▶ [Request]:
Only the lines from the one containing "Convert this screenshot" through the last line below should be written out, exactly and with both ends kept.

(Stored data entries)
_ _ _

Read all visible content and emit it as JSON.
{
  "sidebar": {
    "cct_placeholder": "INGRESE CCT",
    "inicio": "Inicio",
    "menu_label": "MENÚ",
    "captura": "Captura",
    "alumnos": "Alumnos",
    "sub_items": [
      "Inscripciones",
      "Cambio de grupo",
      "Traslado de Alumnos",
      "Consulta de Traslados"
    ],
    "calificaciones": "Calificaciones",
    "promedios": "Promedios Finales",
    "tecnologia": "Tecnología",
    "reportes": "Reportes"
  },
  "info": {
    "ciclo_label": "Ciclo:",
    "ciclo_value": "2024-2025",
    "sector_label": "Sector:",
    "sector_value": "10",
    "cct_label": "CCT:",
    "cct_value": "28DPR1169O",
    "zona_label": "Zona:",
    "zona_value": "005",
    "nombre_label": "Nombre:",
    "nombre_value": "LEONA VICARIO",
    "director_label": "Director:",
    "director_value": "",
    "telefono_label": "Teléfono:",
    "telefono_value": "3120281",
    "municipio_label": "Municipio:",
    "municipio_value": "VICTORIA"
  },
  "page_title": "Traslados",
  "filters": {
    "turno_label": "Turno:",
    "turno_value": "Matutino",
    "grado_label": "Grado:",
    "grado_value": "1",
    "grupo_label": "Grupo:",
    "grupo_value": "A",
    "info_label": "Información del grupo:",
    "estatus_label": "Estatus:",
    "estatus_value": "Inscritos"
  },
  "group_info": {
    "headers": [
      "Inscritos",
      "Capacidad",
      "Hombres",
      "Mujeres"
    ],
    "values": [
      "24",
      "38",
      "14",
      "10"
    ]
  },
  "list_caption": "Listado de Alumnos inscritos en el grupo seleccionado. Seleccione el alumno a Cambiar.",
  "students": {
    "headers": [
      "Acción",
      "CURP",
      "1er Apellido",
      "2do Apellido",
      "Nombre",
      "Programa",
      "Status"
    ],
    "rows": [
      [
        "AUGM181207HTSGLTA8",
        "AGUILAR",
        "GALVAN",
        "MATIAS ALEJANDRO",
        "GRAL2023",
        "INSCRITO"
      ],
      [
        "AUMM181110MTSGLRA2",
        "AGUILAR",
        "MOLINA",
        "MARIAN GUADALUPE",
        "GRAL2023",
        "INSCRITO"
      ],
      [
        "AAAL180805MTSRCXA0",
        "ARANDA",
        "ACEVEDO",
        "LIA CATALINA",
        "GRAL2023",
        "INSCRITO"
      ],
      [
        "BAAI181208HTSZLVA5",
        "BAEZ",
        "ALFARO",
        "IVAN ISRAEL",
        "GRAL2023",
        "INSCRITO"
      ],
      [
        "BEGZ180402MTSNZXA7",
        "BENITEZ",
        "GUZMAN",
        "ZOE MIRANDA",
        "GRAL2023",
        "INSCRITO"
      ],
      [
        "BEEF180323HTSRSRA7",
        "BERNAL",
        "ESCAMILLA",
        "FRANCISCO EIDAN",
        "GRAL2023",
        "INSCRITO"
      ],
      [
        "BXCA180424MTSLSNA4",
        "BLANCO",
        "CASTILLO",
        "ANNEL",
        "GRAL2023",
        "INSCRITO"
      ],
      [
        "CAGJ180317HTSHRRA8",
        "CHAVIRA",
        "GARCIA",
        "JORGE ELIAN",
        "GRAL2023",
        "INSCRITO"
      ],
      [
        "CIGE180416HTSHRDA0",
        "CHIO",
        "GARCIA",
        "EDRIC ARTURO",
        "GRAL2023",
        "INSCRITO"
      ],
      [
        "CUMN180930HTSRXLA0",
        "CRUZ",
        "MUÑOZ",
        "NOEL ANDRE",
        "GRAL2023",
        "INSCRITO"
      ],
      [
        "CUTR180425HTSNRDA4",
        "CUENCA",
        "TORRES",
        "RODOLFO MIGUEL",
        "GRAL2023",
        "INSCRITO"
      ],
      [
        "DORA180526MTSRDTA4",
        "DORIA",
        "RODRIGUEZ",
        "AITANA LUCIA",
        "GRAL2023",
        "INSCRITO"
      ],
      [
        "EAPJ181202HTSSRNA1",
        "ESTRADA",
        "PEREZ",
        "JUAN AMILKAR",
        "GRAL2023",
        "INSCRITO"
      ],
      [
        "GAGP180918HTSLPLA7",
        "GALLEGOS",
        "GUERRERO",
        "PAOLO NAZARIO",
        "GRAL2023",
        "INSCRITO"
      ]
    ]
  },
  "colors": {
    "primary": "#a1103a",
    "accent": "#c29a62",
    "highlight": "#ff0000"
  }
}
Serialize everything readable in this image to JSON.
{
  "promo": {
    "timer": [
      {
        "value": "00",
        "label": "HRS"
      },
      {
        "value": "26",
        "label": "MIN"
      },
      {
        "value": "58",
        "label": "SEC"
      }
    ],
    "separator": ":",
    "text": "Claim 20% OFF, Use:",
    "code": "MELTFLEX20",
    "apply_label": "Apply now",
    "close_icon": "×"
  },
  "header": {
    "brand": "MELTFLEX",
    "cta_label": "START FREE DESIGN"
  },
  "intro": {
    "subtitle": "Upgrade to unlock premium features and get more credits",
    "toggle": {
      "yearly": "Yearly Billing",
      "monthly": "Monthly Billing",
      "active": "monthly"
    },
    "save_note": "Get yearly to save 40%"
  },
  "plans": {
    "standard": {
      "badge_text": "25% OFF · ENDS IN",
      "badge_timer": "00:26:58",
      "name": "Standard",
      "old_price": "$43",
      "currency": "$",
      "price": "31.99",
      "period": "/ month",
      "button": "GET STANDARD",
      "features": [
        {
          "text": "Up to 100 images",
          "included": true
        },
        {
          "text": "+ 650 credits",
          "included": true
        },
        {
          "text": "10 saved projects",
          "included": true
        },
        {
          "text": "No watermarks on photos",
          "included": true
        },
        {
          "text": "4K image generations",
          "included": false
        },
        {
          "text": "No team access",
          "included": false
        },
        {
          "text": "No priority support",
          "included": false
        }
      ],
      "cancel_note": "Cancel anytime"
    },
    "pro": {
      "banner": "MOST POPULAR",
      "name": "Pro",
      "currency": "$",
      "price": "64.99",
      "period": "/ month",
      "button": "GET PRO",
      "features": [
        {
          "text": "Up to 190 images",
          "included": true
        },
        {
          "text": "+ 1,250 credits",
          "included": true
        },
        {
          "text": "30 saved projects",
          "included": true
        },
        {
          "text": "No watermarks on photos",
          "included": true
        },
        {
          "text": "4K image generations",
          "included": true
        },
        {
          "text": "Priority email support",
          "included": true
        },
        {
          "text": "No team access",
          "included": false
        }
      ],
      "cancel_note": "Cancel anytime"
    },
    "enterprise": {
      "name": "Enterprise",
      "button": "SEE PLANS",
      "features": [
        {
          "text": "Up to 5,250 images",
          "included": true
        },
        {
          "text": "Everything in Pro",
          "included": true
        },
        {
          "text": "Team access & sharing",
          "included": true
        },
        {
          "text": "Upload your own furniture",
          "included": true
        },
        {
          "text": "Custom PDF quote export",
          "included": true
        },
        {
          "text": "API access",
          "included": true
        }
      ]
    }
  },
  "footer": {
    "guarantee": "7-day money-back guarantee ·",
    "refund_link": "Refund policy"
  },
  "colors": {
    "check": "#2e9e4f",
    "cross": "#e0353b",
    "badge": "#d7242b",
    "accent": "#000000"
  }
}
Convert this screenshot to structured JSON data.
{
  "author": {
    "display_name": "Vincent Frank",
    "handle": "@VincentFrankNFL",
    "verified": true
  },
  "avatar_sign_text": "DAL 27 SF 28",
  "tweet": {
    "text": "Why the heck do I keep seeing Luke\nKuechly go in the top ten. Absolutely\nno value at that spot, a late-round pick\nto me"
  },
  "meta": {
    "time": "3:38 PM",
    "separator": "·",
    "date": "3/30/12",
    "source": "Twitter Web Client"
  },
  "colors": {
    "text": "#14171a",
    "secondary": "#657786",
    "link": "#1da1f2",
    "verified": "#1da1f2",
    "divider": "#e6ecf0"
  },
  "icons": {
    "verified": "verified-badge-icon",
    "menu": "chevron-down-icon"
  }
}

_ _ _

▶ [Result of this exercise]:
Convert this screenshot to structured JSON data.
{
  "author": {
    "display_name": "Vincent Frank",
    "handle": "@VincentFrankNFL",
    "verified": true
  },
  "avatar_sign_text": "DAL 27 SF 28",
  "tweet": {
    "text": "Why the heck do I keep seeing Luke\nKuechly go in the top ten. Absolutely\nno value at that spot, a late-round pick\nto me"
  },
  "meta": {
    "time": "3:38 PM",
    "separator": "·",
    "date": "3/30/12",
    "source": "Twitter Web Client"
  },
  "colors": {
    "text": "#14171a",
    "secondary": "#657786",
    "link": "#1da1f2",
    "verified": "#1da1f2",
    "divider": "#e6ecf0"
  },
  "icons": {
    "verified": "verified-badge-icon",
    "menu": "chevron-down-icon"
  }
}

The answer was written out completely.